Collected data:
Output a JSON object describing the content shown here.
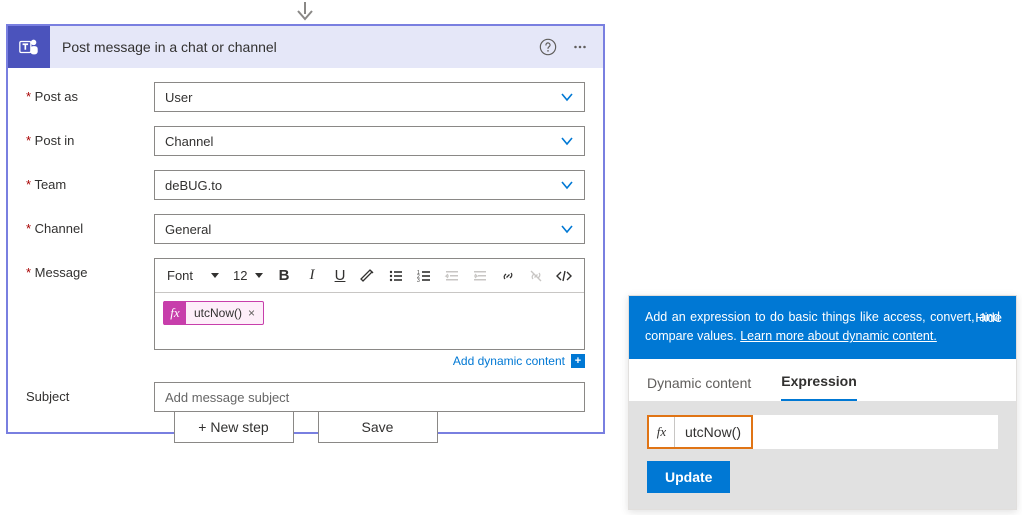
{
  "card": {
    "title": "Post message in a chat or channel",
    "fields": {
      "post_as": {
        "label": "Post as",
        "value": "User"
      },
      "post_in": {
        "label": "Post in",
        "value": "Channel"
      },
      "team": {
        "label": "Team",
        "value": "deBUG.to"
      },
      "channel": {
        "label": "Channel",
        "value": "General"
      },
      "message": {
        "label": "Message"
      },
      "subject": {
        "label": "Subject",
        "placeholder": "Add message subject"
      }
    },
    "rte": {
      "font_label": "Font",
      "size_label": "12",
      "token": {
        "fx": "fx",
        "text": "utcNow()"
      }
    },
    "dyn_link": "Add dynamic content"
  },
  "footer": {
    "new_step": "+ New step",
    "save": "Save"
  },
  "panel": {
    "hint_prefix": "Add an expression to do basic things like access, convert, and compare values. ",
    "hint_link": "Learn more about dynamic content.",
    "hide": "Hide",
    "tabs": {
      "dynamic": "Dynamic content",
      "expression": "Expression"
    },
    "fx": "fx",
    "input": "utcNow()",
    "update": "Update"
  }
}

---

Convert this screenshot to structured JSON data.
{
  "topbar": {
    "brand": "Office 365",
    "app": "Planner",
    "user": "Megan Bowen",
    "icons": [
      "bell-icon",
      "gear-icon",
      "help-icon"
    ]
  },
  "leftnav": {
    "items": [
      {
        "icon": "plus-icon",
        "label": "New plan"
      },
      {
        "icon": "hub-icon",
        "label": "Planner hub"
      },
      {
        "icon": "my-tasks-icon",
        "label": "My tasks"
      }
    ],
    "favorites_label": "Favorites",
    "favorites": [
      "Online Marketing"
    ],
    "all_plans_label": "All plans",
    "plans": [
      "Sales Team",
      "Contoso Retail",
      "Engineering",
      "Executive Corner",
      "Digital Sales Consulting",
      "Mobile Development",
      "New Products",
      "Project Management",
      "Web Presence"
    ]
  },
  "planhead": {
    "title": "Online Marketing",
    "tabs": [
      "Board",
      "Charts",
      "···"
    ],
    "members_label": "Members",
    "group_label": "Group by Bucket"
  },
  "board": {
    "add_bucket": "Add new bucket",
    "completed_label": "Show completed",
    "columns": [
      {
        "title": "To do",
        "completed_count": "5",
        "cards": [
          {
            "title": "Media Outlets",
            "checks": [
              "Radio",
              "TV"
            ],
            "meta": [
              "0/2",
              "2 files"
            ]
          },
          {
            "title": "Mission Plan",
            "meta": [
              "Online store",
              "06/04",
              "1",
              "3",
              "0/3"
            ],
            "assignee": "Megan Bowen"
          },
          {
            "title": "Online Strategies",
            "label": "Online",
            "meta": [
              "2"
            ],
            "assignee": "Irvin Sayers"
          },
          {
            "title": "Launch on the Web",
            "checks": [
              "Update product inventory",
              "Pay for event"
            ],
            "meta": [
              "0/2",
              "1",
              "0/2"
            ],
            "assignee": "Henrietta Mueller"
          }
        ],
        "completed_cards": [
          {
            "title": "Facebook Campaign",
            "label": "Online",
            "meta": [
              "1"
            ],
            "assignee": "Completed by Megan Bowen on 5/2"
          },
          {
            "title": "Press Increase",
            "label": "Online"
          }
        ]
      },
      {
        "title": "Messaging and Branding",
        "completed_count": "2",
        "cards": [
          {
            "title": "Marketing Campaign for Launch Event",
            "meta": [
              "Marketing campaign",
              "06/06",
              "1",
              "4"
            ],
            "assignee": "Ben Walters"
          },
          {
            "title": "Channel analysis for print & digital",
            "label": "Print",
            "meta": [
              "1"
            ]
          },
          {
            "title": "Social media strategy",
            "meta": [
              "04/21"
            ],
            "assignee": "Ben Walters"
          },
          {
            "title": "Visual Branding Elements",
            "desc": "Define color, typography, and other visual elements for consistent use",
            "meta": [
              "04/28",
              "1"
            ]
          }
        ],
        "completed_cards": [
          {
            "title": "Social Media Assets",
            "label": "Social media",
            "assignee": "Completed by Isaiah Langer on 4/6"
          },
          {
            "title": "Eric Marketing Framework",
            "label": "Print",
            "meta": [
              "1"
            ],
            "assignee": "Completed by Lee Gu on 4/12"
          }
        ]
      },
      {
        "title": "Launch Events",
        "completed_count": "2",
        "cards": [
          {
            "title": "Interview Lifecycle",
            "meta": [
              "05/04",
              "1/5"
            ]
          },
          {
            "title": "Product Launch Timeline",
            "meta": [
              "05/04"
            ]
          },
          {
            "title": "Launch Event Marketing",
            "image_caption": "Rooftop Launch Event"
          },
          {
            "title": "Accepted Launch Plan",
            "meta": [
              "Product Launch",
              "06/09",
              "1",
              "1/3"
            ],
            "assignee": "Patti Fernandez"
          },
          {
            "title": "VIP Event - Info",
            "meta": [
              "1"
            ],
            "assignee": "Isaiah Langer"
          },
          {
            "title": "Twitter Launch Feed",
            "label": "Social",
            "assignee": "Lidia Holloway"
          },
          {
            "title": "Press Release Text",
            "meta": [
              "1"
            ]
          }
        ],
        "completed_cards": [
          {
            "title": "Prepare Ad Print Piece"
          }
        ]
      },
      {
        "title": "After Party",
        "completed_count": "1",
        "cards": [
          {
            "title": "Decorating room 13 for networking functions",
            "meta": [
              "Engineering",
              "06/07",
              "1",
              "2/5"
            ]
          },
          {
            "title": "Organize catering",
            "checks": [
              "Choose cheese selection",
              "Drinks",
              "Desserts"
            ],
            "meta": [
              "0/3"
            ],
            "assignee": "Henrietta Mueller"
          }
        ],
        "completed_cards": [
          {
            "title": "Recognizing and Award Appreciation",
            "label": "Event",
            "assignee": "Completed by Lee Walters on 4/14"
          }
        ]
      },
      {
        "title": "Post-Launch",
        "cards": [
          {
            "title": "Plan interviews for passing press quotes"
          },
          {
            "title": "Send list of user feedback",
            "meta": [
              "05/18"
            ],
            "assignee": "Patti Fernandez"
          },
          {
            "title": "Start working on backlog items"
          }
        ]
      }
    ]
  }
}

» GIVEN INSTRUCTION
Go through the records line by line and count those containing the string "items". Give only the total.

» SOLUTION TO THIS TASK
2